[Records excerpted from a collection]

☆ ☆ ☆

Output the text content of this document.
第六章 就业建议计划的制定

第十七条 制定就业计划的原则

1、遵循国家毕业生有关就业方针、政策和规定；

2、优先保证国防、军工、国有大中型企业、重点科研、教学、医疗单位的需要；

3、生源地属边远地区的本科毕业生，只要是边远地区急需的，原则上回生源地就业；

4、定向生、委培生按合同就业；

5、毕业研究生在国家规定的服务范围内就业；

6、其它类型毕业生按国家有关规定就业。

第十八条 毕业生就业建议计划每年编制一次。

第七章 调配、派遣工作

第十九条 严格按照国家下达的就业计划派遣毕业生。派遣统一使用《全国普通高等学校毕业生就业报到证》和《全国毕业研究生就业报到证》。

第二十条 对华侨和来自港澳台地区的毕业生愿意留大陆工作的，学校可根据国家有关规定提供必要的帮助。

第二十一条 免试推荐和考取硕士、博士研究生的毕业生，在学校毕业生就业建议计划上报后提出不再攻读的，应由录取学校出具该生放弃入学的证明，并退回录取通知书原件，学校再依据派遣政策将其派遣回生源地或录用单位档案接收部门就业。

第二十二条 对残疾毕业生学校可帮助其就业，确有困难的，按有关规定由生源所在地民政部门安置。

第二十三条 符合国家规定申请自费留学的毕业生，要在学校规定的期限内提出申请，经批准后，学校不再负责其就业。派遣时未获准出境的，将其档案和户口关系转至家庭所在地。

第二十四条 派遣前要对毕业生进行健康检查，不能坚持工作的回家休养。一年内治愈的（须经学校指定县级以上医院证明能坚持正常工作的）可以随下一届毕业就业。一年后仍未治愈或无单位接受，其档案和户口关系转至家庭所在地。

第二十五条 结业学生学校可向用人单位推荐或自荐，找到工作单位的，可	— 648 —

☆ ☆ ☆

> **To do**
Exactly reproduce the material above.

> **Solution to this problem**
Output the text content of this document.
第六章 就业建议计划的制定

第十七条 制定就业计划的原则

1、遵循国家毕业生有关就业方针、政策和规定；

2、优先保证国防、军工、国有大中型企业、重点科研、教学、医疗单位的需要；

3、生源地属边远地区的本科毕业生，只要是边远地区急需的，原则上回生源地就业；

4、定向生、委培生按合同就业；

5、毕业研究生在国家规定的服务范围内就业；

6、其它类型毕业生按国家有关规定就业。

第十八条 毕业生就业建议计划每年编制一次。

第七章 调配、派遣工作

第十九条 严格按照国家下达的就业计划派遣毕业生。派遣统一使用《全国普通高等学校毕业生就业报到证》和《全国毕业研究生就业报到证》。

第二十条 对华侨和来自港澳台地区的毕业生愿意留大陆工作的，学校可根据国家有关规定提供必要的帮助。

第二十一条 免试推荐和考取硕士、博士研究生的毕业生，在学校毕业生就业建议计划上报后提出不再攻读的，应由录取学校出具该生放弃入学的证明，并退回录取通知书原件，学校再依据派遣政策将其派遣回生源地或录用单位档案接收部门就业。

第二十二条 对残疾毕业生学校可帮助其就业，确有困难的，按有关规定由生源所在地民政部门安置。

第二十三条 符合国家规定申请自费留学的毕业生，要在学校规定的期限内提出申请，经批准后，学校不再负责其就业。派遣时未获准出境的，将其档案和户口关系转至家庭所在地。

第二十四条 派遣前要对毕业生进行健康检查，不能坚持工作的回家休养。一年内治愈的（须经学校指定县级以上医院证明能坚持正常工作的）可以随下一届毕业就业。一年后仍未治愈或无单位接受，其档案和户口关系转至家庭所在地。

第二十五条 结业学生学校可向用人单位推荐或自荐，找到工作单位的，可	— 648 —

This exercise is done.